Task instructions:
Every line in the listing is to be echoed verbatim.

╭──

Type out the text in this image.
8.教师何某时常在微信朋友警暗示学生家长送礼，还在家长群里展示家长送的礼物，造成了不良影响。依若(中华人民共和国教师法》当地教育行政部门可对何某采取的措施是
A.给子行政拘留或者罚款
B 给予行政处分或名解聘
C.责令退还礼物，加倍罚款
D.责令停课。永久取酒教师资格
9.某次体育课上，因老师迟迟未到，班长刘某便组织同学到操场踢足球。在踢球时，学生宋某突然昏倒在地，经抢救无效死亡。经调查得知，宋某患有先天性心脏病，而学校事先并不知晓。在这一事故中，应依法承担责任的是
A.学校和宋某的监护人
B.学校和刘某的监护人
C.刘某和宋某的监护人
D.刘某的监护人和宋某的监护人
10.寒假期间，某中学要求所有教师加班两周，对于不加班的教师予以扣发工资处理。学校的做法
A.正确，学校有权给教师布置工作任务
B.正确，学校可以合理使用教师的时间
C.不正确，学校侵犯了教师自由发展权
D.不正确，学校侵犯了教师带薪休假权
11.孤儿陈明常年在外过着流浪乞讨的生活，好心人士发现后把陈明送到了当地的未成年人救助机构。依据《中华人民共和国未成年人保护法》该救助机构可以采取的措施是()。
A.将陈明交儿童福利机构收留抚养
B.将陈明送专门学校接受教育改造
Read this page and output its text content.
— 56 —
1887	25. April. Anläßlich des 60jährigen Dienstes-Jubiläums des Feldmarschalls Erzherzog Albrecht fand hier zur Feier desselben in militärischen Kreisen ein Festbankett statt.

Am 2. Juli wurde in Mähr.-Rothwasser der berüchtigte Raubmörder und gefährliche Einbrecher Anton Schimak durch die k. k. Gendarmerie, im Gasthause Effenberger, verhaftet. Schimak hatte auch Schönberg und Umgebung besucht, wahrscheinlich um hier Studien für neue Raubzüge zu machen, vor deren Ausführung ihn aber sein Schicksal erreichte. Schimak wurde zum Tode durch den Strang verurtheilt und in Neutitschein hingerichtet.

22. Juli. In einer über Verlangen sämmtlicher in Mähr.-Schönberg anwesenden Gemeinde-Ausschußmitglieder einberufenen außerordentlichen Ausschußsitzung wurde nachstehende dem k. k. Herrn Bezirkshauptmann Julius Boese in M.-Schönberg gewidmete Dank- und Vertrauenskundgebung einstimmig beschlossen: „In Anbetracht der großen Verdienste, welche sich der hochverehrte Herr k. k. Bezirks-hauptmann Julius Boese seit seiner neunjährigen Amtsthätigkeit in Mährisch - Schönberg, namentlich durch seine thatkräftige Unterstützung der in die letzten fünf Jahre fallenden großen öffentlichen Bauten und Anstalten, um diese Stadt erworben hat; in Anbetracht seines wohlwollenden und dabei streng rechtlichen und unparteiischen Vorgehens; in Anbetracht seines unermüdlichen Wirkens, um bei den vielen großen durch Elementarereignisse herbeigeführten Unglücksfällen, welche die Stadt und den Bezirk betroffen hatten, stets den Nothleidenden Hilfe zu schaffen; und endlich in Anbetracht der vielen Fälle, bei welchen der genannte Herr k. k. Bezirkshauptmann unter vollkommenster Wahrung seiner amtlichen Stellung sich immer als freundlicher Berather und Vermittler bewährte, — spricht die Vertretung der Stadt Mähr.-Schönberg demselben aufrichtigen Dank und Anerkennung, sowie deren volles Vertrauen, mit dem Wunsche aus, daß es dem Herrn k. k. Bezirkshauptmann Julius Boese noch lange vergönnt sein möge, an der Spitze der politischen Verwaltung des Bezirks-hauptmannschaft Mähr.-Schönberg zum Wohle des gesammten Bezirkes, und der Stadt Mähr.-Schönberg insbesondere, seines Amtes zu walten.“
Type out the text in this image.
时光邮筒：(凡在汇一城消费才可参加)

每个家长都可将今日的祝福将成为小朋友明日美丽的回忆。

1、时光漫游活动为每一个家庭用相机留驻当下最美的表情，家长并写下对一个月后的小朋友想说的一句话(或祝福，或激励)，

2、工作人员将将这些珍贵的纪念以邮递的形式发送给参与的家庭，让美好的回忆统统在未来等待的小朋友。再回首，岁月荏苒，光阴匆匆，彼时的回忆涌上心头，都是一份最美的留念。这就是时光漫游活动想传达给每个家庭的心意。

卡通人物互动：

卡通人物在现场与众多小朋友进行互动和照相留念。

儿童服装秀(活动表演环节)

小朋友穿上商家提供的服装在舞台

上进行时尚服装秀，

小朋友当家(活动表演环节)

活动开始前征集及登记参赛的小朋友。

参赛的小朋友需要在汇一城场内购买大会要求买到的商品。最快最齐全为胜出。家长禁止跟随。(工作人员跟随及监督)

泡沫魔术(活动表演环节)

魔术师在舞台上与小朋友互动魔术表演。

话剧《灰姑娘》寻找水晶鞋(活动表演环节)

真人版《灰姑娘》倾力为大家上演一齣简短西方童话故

╰──

Correct output:
Type out the text in this image.
8.教师何某时常在微信朋友警暗示学生家长送礼，还在家长群里展示家长送的礼物，造成了不良影响。依若(中华人民共和国教师法》当地教育行政部门可对何某采取的措施是
A.给子行政拘留或者罚款
B 给予行政处分或名解聘
C.责令退还礼物，加倍罚款
D.责令停课。永久取酒教师资格
9.某次体育课上，因老师迟迟未到，班长刘某便组织同学到操场踢足球。在踢球时，学生宋某突然昏倒在地，经抢救无效死亡。经调查得知，宋某患有先天性心脏病，而学校事先并不知晓。在这一事故中，应依法承担责任的是
A.学校和宋某的监护人
B.学校和刘某的监护人
C.刘某和宋某的监护人
D.刘某的监护人和宋某的监护人
10.寒假期间，某中学要求所有教师加班两周，对于不加班的教师予以扣发工资处理。学校的做法
A.正确，学校有权给教师布置工作任务
B.正确，学校可以合理使用教师的时间
C.不正确，学校侵犯了教师自由发展权
D.不正确，学校侵犯了教师带薪休假权
11.孤儿陈明常年在外过着流浪乞讨的生活，好心人士发现后把陈明送到了当地的未成年人救助机构。依据《中华人民共和国未成年人保护法》该救助机构可以采取的措施是()。
A.将陈明交儿童福利机构收留抚养
B.将陈明送专门学校接受教育改造
Read this page and output its text content.
— 56 —
1887	25. April. Anläßlich des 60jährigen Dienstes-Jubiläums des Feldmarschalls Erzherzog Albrecht fand hier zur Feier desselben in militärischen Kreisen ein Festbankett statt.

Am 2. Juli wurde in Mähr.-Rothwasser der berüchtigte Raubmörder und gefährliche Einbrecher Anton Schimak durch die k. k. Gendarmerie, im Gasthause Effenberger, verhaftet. Schimak hatte auch Schönberg und Umgebung besucht, wahrscheinlich um hier Studien für neue Raubzüge zu machen, vor deren Ausführung ihn aber sein Schicksal erreichte. Schimak wurde zum Tode durch den Strang verurtheilt und in Neutitschein hingerichtet.

22. Juli. In einer über Verlangen sämmtlicher in Mähr.-Schönberg anwesenden Gemeinde-Ausschußmitglieder einberufenen außerordentlichen Ausschußsitzung wurde nachstehende dem k. k. Herrn Bezirkshauptmann Julius Boese in M.-Schönberg gewidmete Dank- und Vertrauenskundgebung einstimmig beschlossen: „In Anbetracht der großen Verdienste, welche sich der hochverehrte Herr k. k. Bezirks-hauptmann Julius Boese seit seiner neunjährigen Amtsthätigkeit in Mährisch - Schönberg, namentlich durch seine thatkräftige Unterstützung der in die letzten fünf Jahre fallenden großen öffentlichen Bauten und Anstalten, um diese Stadt erworben hat; in Anbetracht seines wohlwollenden und dabei streng rechtlichen und unparteiischen Vorgehens; in Anbetracht seines unermüdlichen Wirkens, um bei den vielen großen durch Elementarereignisse herbeigeführten Unglücksfällen, welche die Stadt und den Bezirk betroffen hatten, stets den Nothleidenden Hilfe zu schaffen; und endlich in Anbetracht der vielen Fälle, bei welchen der genannte Herr k. k. Bezirkshauptmann unter vollkommenster Wahrung seiner amtlichen Stellung sich immer als freundlicher Berather und Vermittler bewährte, — spricht die Vertretung der Stadt Mähr.-Schönberg demselben aufrichtigen Dank und Anerkennung, sowie deren volles Vertrauen, mit dem Wunsche aus, daß es dem Herrn k. k. Bezirkshauptmann Julius Boese noch lange vergönnt sein möge, an der Spitze der politischen Verwaltung des Bezirks-hauptmannschaft Mähr.-Schönberg zum Wohle des gesammten Bezirkes, und der Stadt Mähr.-Schönberg insbesondere, seines Amtes zu walten.“
Type out the text in this image.
时光邮筒：(凡在汇一城消费才可参加)

每个家长都可将今日的祝福将成为小朋友明日美丽的回忆。

1、时光漫游活动为每一个家庭用相机留驻当下最美的表情，家长并写下对一个月后的小朋友想说的一句话(或祝福，或激励)，

2、工作人员将将这些珍贵的纪念以邮递的形式发送给参与的家庭，让美好的回忆统统在未来等待的小朋友。再回首，岁月荏苒，光阴匆匆，彼时的回忆涌上心头，都是一份最美的留念。这就是时光漫游活动想传达给每个家庭的心意。

卡通人物互动：

卡通人物在现场与众多小朋友进行互动和照相留念。

儿童服装秀(活动表演环节)

小朋友穿上商家提供的服装在舞台

上进行时尚服装秀，

小朋友当家(活动表演环节)

活动开始前征集及登记参赛的小朋友。

参赛的小朋友需要在汇一城场内购买大会要求买到的商品。最快最齐全为胜出。家长禁止跟随。(工作人员跟随及监督)

泡沫魔术(活动表演环节)

魔术师在舞台上与小朋友互动魔术表演。

话剧《灰姑娘》寻找水晶鞋(活动表演环节)

真人版《灰姑娘》倾力为大家上演一齣简短西方童话故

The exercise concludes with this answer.